═════ DATASET RECORDS ═════

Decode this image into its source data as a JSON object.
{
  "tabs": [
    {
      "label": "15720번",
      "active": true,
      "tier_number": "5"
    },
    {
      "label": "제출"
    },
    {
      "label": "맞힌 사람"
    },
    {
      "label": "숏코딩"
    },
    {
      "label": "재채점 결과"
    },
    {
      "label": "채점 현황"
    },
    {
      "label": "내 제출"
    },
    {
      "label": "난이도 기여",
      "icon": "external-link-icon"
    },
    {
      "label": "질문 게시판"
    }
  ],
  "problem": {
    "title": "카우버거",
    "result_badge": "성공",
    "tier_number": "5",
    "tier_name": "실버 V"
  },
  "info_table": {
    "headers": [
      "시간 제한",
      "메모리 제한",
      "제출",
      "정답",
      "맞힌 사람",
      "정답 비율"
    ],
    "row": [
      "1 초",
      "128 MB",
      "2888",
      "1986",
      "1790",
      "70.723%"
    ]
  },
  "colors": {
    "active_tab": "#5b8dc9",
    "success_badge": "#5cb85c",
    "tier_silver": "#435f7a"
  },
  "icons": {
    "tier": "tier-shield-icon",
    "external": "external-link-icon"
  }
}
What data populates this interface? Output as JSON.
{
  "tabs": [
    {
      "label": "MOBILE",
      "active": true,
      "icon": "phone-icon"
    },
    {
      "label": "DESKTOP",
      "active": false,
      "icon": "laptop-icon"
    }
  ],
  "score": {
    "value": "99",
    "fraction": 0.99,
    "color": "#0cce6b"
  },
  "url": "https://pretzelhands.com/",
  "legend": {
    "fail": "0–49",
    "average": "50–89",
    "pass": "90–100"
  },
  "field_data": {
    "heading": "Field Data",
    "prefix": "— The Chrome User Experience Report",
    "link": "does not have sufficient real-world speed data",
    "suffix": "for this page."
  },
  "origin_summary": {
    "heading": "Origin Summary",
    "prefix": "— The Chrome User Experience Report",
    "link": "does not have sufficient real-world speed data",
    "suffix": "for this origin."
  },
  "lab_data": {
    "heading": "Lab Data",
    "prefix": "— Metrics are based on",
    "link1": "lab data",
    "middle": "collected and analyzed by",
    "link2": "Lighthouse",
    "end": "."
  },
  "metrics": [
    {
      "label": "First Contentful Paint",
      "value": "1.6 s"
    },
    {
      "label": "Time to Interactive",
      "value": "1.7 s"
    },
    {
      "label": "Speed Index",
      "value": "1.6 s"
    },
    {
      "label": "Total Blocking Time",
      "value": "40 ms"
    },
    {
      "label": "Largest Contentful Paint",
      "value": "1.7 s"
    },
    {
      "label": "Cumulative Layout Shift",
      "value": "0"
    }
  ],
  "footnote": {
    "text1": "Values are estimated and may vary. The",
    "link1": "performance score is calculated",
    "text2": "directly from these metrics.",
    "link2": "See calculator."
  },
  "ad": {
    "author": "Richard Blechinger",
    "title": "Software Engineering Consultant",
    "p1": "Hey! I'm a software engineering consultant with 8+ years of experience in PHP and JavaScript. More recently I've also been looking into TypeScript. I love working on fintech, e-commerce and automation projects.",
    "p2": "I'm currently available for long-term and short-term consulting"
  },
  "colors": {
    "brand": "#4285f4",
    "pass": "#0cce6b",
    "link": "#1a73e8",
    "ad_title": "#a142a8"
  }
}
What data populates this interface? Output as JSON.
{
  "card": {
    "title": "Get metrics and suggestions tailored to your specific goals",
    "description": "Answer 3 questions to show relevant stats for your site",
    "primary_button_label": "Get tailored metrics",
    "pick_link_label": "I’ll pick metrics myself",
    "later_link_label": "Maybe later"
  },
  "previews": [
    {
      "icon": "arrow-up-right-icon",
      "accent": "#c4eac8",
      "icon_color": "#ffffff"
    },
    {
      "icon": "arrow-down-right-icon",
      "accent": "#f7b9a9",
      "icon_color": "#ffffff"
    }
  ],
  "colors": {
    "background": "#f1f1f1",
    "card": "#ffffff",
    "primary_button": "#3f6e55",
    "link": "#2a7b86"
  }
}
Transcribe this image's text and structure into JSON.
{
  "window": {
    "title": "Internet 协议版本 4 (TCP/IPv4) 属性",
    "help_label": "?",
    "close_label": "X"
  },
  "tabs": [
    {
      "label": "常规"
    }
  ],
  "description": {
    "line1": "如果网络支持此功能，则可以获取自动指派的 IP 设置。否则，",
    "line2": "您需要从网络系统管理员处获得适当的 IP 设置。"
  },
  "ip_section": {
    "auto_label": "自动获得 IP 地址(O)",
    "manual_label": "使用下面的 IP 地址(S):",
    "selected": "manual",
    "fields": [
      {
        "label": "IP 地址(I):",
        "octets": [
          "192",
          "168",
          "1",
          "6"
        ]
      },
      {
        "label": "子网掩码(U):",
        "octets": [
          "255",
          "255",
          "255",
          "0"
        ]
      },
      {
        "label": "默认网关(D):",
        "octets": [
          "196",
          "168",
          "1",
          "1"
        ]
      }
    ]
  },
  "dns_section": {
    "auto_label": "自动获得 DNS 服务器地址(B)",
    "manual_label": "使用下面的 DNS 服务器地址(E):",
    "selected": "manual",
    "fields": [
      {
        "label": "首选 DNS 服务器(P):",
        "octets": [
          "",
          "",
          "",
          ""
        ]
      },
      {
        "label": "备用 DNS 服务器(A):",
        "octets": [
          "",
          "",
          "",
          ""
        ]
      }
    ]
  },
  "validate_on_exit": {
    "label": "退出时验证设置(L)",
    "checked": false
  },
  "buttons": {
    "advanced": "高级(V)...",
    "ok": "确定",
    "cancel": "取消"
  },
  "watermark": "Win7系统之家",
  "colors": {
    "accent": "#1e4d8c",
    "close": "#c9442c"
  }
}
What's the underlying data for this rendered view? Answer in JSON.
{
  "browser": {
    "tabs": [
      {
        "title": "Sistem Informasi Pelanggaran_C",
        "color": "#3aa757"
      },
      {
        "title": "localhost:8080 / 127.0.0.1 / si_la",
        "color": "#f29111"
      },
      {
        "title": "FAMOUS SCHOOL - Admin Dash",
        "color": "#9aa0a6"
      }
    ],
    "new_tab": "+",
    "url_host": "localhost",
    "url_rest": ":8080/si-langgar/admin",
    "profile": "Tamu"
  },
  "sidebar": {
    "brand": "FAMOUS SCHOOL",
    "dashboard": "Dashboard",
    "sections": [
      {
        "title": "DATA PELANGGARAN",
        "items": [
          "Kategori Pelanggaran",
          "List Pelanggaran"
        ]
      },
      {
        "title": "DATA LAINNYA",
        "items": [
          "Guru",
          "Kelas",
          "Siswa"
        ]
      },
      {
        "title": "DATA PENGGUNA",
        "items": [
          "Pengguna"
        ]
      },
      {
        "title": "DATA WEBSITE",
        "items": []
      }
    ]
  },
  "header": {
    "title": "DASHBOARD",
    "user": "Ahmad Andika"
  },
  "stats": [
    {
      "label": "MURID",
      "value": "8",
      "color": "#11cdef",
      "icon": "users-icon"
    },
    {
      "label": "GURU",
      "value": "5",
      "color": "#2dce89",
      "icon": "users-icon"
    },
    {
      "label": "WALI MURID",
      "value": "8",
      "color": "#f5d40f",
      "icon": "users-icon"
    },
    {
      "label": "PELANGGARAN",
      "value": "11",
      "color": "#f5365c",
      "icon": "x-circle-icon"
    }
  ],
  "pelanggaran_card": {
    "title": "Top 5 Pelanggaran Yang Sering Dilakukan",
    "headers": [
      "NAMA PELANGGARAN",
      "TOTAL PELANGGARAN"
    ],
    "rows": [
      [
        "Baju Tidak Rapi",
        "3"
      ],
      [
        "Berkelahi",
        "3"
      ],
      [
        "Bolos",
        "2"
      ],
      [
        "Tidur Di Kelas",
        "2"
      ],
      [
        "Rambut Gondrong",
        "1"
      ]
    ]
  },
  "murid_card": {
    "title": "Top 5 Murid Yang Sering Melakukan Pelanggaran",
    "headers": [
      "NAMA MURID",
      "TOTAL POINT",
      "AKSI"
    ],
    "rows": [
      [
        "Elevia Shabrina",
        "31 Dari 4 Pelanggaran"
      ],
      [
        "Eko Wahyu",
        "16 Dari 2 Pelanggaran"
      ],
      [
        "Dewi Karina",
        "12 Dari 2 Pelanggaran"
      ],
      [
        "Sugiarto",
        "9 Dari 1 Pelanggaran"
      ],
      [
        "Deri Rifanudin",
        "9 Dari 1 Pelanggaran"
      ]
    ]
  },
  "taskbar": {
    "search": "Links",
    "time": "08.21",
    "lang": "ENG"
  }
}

═════

◆ STATED PROBLEM
Give the count of lines holding the word "external" and nothing more.

◆ COMPLETE RESPONSE
2